Objectives -
1 > Turn the extracted data entries, from the very first line down to and including the line containing "heatmap-cell [135, 60, 172, 141]", into a Markdown table with the columns Row and Entry, skipping blank lines.
2 > Write the next part of the article about the Pride at Lindner scholarship fund, picking up right after its last sentence.

[begin Selected excerpt]

The Pride at Lindner Scholarship and Programming Fund is a first-of-its-kind undertaking at the University of Cincinnati’s Carl H. Lindner College of Business. To create an endowment, PaL must fundraise a minimum of $50,000, a mark it is striving to meet by June 30, 2022, or the end of the 2021-22 fiscal year. PaL president and founder Andrew Niese, BBA, BS, ’23, has seen firsthand how scholarships can change a student’s life.

“Because of the scholarships, I was able to keep focusing on building myself as a professional. If I had to work a job to pay for my college expenses instead of focusing on myself, I would be on a totally different life path,” says Niese.

In addition to holding a double major in business economics and business analytics, Niese is also a Kautz-Uible Economics Institute fellow, a Circle of Excellence King’s Scholar and a recipient of both the Spirit of Circle of Excellence award and a Cincinnatus scholarship. “I found a love for so many more passions and learned about different career paths that I would have never found. To me though, the most important thing scholarships did was grant me the time to create Pride at Lindner.”

'My impetus for founding PaL was to create the space I wish I had'

Pride at Lindner supports LGBTQ+ persons and allies at UC and the city of Cincinnati through programming and community.

“My impetus for founding PaL was to create the space I wish I had coming to UC,” says Niese, who is from Hamler, a village in Northwest Ohio. “I originally came to UC thinking I would find this amazingly established LGBTQ+ community, so I could finally develop and find who I was in a welcoming atmosphere. I sadly did not find that when I came here, and I decided to change that.”

[end Selected excerpt]
[begin Data for this exercise]

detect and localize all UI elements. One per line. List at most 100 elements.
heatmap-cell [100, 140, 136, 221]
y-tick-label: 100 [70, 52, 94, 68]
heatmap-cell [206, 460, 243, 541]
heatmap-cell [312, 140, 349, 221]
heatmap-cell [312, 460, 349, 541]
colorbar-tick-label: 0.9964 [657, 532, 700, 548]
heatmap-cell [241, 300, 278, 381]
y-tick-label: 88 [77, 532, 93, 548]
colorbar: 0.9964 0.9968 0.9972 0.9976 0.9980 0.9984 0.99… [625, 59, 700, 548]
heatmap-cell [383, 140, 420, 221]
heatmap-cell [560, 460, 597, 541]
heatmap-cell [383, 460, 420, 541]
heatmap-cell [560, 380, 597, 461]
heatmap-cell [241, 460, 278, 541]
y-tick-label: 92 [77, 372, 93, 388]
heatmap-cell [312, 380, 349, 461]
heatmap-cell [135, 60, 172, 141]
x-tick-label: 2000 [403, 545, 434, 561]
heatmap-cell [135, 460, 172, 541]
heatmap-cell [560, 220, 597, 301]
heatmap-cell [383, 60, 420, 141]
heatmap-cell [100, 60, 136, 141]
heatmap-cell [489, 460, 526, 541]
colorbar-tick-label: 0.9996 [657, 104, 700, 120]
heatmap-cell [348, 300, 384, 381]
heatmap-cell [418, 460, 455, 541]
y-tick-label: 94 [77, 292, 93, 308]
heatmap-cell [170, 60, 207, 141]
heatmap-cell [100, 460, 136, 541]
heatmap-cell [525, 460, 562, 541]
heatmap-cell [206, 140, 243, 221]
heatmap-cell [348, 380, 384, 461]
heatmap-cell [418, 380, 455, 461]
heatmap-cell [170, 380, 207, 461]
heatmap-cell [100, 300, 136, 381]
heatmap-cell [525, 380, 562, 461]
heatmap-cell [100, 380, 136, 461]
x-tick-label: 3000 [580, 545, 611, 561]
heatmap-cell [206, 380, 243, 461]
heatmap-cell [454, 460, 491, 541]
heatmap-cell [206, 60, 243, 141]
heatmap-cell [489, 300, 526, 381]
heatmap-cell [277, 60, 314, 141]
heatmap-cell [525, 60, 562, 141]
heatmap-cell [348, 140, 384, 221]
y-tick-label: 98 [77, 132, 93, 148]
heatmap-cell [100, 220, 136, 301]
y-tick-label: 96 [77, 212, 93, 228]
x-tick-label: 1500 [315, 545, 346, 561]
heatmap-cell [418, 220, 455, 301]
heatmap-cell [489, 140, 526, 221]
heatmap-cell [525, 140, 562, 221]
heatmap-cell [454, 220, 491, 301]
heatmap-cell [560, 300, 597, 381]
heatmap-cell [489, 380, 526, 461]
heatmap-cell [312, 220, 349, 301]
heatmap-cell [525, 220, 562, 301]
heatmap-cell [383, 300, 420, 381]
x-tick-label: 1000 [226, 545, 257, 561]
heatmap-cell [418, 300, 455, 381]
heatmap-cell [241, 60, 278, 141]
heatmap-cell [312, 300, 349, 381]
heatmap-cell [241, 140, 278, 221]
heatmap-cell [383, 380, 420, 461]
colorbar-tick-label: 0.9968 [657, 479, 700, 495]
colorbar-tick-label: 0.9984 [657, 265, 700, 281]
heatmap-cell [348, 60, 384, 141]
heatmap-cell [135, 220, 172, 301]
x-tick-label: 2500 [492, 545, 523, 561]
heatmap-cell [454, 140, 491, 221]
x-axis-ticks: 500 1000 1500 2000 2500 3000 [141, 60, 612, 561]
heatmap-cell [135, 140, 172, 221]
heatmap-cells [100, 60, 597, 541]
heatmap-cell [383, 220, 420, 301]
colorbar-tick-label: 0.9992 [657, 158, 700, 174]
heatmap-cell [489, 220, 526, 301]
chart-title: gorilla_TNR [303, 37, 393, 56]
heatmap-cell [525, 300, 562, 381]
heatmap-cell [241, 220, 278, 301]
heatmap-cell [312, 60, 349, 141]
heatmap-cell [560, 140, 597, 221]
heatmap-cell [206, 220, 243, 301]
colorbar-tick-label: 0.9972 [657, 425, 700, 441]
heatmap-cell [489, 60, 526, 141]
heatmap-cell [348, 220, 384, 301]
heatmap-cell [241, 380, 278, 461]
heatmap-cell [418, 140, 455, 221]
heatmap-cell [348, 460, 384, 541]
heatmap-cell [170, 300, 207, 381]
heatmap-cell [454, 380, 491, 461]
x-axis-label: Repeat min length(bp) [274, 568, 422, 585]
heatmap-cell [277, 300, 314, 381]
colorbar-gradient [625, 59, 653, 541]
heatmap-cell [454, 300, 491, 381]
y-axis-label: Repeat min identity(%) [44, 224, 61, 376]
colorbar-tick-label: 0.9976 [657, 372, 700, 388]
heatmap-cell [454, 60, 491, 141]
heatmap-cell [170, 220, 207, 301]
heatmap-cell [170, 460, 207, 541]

[end Data for this exercise]

Outputs by task -
1 >
| Row | Entry |
|---|---|
| 1 | detect and localize all UI elements. One per line. List at most 100 elements. |
| 2 | heatmap-cell [100, 140, 136, 221] |
| 3 | y-tick-label: 100 [70, 52, 94, 68] |
| 4 | heatmap-cell [206, 460, 243, 541] |
| 5 | heatmap-cell [312, 140, 349, 221] |
| 6 | heatmap-cell [312, 460, 349, 541] |
| 7 | colorbar-tick-label: 0.9964 [657, 532, 700, 548] |
| 8 | heatmap-cell [241, 300, 278, 381] |
| 9 | y-tick-label: 88 [77, 532, 93, 548] |
| 10 | colorbar: 0.9964 0.9968 0.9972 0.9976 0.9980 0.9984 0.99… [625, 59, 700, 548] |
| 11 | heatmap-cell [383, 140, 420, 221] |
| 12 | heatmap-cell [560, 460, 597, 541] |
| 13 | heatmap-cell [383, 460, 420, 541] |
| 14 | heatmap-cell [560, 380, 597, 461] |
| 15 | heatmap-cell [241, 460, 278, 541] |
| 16 | y-tick-label: 92 [77, 372, 93, 388] |
| 17 | heatmap-cell [312, 380, 349, 461] |
| 18 | heatmap-cell [135, 60, 172, 141] |

2 >
A woman in a tie dye shirt, a woman in a white shirt and a man in a tie dye shirt stand in front of white poster board.

Pride at Lindner’s booth at College Day 2021. From left: member engagement manager Emily Hynes, vice president Anna Johns and president/founder Andrew Niese. Photo/Suzanne Buzek.

PaL is open to LGBTQ+ undergraduate and graduate students and their allies inside and outside Lindner’s walls. As part of its mission statement, PaL endeavors to inspire its members to be “educated, inclusive, and empowered in their personal and professional lives.”

“To truly be inclusive and welcoming, we must recognize that in all of its shapes and forms, and I think Andrew Niese and the students that have fueled the development of PaL have done a beautiful job opening people’s eyes, hearts and minds to LGBTQ+,” says Marianne Lewis, PhD, dean and professor of management at Lindner. “It’s been remarkable what they’ve done in a relatively short time.”

Cody Niese, BBA ’17, an associate insights manager with Ensemble Health Partners in Cincinnati, recently linked up with PaL to help the organization collaborate with working professionals. “My goal in helping partner with PaL is to provide resources for students so they feel comfortable and confident being themselves in the workplace,” says Cody Niese (no relation to Andrew). “This is also a great opportunity to leverage these champions of change to build new DEI [diversity, equity and inclusion] programs for employers once they enter the workforce.”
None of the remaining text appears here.